**What the exercise asks:** Tally the lines of the listing that contain the word "campesino", then give the total and nothing else.

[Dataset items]
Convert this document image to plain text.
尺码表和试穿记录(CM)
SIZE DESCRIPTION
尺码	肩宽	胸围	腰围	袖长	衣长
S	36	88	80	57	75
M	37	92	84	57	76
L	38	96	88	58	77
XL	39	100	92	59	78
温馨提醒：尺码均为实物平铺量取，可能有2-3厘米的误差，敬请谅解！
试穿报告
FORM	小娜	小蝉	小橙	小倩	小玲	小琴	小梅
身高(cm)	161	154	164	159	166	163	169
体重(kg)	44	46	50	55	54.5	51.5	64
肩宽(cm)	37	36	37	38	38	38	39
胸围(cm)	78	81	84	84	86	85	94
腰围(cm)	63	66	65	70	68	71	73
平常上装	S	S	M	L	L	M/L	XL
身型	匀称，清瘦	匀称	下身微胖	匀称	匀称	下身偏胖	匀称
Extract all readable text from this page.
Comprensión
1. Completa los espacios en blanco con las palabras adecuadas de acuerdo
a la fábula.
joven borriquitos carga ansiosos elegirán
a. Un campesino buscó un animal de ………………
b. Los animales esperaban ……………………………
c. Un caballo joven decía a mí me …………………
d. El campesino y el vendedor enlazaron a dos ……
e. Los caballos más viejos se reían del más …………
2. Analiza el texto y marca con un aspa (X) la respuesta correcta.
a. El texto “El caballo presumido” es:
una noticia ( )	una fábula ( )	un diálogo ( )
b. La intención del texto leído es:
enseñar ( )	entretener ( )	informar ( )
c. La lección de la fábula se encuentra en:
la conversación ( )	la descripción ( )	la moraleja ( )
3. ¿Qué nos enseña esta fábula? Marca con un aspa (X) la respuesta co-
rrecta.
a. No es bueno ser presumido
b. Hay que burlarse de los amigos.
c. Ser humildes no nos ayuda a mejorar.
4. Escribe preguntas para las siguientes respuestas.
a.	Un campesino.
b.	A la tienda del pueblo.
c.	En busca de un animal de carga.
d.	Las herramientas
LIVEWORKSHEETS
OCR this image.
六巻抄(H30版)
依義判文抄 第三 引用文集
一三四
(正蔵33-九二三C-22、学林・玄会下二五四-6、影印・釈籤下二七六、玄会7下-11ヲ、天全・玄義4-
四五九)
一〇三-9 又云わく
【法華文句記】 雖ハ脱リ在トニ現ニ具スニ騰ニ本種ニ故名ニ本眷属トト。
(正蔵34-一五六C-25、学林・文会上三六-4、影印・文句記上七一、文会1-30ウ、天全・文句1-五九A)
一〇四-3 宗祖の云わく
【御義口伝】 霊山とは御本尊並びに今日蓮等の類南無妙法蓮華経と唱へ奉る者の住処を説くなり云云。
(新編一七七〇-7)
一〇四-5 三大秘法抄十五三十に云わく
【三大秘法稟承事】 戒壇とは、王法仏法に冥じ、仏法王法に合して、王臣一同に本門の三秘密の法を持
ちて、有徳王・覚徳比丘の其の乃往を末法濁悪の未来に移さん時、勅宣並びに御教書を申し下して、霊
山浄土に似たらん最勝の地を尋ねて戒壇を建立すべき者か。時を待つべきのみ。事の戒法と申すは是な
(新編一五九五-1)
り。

**Completed task:** 3